Problem statement -> Copy out all the lines exactly. Omit pictures.

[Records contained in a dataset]
==================================================
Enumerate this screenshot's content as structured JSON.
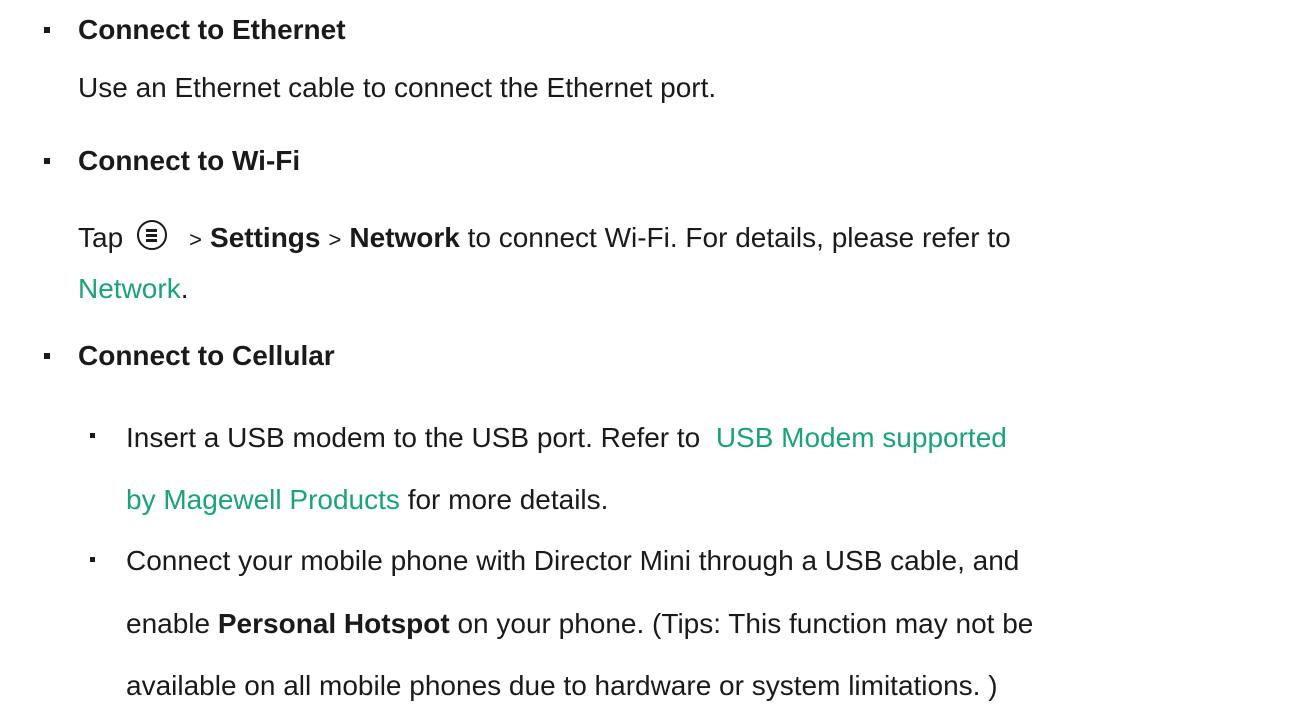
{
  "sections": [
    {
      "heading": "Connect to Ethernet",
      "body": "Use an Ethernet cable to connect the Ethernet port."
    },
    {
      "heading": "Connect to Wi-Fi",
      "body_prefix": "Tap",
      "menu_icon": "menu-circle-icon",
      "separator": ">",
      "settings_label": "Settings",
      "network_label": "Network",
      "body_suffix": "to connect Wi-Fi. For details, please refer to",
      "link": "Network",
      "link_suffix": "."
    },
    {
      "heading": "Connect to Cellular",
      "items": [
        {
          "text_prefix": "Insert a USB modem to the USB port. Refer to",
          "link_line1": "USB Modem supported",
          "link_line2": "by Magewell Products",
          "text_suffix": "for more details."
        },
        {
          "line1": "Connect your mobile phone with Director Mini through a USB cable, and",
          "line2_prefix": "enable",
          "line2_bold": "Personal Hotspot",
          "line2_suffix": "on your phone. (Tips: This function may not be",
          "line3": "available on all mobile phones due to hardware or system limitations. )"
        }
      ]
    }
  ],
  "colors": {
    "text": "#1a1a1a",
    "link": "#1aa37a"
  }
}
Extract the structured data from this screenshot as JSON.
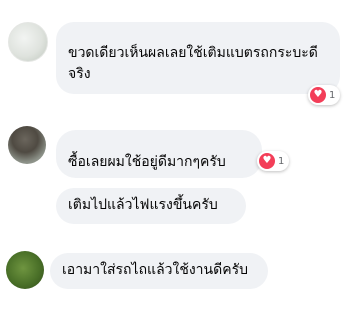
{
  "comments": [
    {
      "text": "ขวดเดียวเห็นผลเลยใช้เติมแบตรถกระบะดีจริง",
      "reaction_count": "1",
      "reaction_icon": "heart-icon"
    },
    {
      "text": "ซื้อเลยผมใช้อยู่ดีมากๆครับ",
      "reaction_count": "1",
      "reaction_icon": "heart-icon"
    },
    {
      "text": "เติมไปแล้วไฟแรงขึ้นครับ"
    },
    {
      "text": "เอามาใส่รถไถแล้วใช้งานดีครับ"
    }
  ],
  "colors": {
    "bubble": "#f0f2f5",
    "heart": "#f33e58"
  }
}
==================================================
Task output ->
Enumerate this screenshot's content as structured JSON.
{
  "sections": [
    {
      "heading": "Connect to Ethernet",
      "body": "Use an Ethernet cable to connect the Ethernet port."
    },
    {
      "heading": "Connect to Wi-Fi",
      "body_prefix": "Tap",
      "menu_icon": "menu-circle-icon",
      "separator": ">",
      "settings_label": "Settings",
      "network_label": "Network",
      "body_suffix": "to connect Wi-Fi. For details, please refer to",
      "link": "Network",
      "link_suffix": "."
    },
    {
      "heading": "Connect to Cellular",
      "items": [
        {
          "text_prefix": "Insert a USB modem to the USB port. Refer to",
          "link_line1": "USB Modem supported",
          "link_line2": "by Magewell Products",
          "text_suffix": "for more details."
        },
        {
          "line1": "Connect your mobile phone with Director Mini through a USB cable, and",
          "line2_prefix": "enable",
          "line2_bold": "Personal Hotspot",
          "line2_suffix": "on your phone. (Tips: This function may not be",
          "line3": "available on all mobile phones due to hardware or system limitations. )"
        }
      ]
    }
  ],
  "colors": {
    "text": "#1a1a1a",
    "link": "#1aa37a"
  }
}
Extract the structured data from this screenshot as JSON.
{
  "comments": [
    {
      "text": "ขวดเดียวเห็นผลเลยใช้เติมแบตรถกระบะดีจริง",
      "reaction_count": "1",
      "reaction_icon": "heart-icon"
    },
    {
      "text": "ซื้อเลยผมใช้อยู่ดีมากๆครับ",
      "reaction_count": "1",
      "reaction_icon": "heart-icon"
    },
    {
      "text": "เติมไปแล้วไฟแรงขึ้นครับ"
    },
    {
      "text": "เอามาใส่รถไถแล้วใช้งานดีครับ"
    }
  ],
  "colors": {
    "bubble": "#f0f2f5",
    "heart": "#f33e58"
  }
}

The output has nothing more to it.